What you should do>
In the material below, find each line holding the string "XYMSTC" and copy it.
Start of Material for this task
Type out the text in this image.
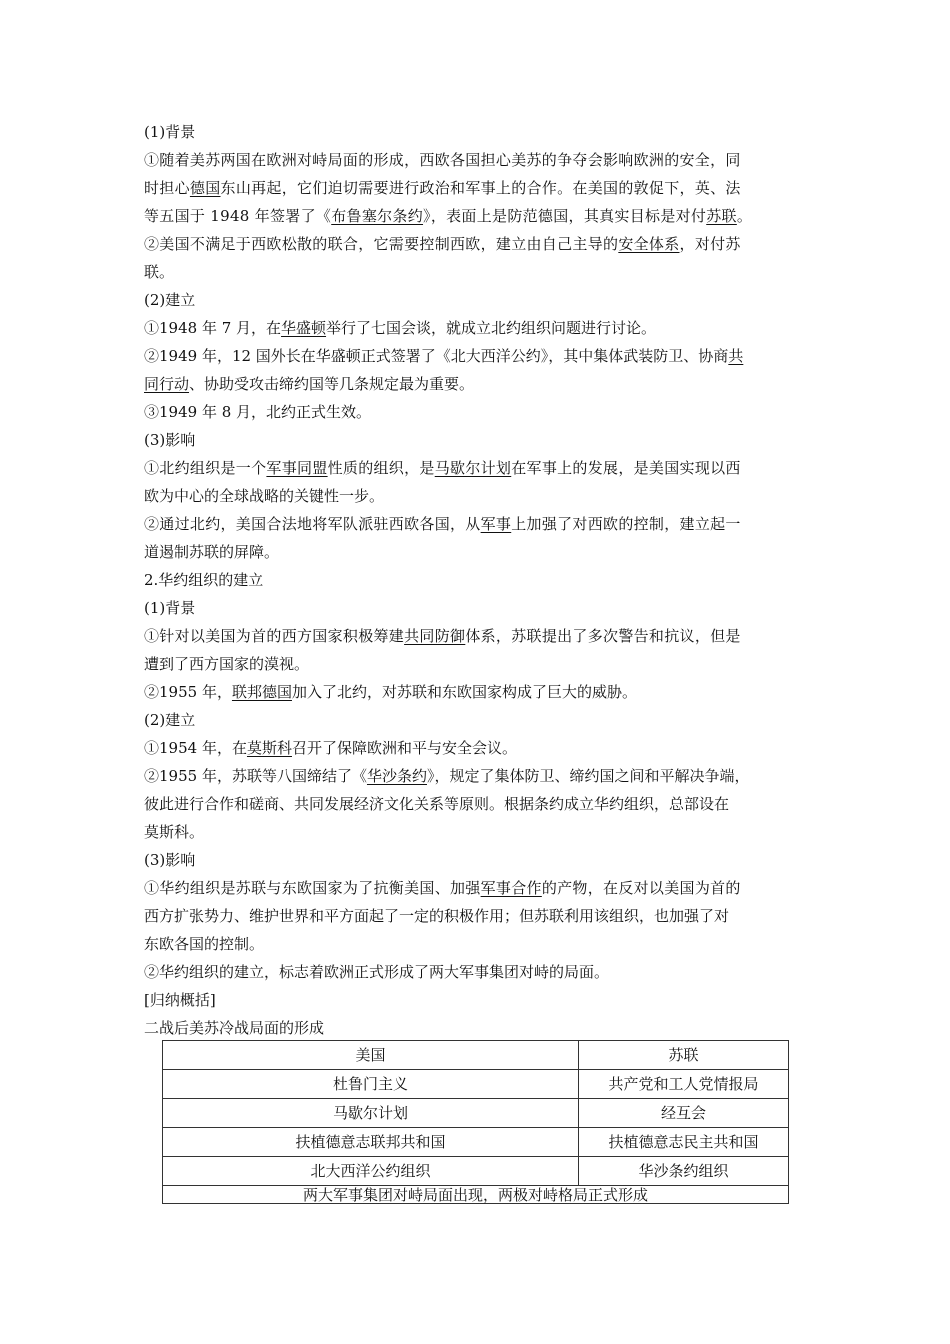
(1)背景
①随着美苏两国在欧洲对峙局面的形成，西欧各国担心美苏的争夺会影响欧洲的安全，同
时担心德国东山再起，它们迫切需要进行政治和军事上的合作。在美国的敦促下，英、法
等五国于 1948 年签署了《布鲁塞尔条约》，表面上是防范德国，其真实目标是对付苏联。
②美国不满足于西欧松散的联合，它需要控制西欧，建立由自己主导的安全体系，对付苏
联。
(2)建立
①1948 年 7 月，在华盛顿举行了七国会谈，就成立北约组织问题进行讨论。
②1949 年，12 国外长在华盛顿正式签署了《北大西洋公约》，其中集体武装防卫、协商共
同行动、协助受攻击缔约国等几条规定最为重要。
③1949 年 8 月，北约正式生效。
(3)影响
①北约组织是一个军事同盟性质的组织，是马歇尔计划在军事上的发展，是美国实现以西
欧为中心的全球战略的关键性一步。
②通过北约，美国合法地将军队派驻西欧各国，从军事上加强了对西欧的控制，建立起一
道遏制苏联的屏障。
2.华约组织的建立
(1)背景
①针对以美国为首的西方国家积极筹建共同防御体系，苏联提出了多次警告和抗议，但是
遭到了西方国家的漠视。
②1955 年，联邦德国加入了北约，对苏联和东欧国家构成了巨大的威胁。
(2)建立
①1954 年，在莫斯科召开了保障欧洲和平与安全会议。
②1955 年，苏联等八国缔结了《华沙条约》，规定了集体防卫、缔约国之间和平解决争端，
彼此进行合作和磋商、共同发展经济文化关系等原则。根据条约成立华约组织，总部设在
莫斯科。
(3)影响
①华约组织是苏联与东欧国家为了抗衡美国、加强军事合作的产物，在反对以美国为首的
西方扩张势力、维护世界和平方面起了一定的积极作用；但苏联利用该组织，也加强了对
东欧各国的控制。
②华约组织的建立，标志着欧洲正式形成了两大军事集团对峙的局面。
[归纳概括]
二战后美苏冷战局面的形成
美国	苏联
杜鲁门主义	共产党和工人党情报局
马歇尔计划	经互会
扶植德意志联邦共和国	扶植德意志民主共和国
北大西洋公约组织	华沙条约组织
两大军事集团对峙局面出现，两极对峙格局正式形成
End of Material for this task
Start of Material for this task
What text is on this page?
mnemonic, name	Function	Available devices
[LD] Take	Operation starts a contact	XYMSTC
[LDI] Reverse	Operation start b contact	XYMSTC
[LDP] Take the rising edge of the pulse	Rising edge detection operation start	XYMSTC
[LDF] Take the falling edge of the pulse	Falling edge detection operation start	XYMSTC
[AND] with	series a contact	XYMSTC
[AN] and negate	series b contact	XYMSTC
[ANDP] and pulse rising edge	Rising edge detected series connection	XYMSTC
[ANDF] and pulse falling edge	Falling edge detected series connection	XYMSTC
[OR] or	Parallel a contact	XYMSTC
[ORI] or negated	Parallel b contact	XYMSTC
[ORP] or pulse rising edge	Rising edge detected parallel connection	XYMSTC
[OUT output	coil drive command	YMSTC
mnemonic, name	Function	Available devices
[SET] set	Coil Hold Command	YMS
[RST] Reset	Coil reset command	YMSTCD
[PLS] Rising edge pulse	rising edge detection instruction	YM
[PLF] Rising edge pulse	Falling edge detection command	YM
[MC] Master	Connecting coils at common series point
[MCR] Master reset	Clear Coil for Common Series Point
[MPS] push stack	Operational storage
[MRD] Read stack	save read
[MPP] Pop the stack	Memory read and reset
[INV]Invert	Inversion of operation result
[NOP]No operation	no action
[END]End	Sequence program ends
End of Material for this task
Task response>
[LD] Take	Operation starts a contact	XYMSTC
[LDI] Reverse	Operation start b contact	XYMSTC
[LDP] Take the rising edge of the pulse	Rising edge detection operation start	XYMSTC
[LDF] Take the falling edge of the pulse	Falling edge detection operation start	XYMSTC
[AND] with	series a contact	XYMSTC
[AN] and negate	series b contact	XYMSTC
[ANDP] and pulse rising edge	Rising edge detected series connection	XYMSTC
[ANDF] and pulse falling edge	Falling edge detected series connection	XYMSTC
[OR] or	Parallel a contact	XYMSTC
[ORI] or negated	Parallel b contact	XYMSTC
[ORP] or pulse rising edge	Rising edge detected parallel connection	XYMSTC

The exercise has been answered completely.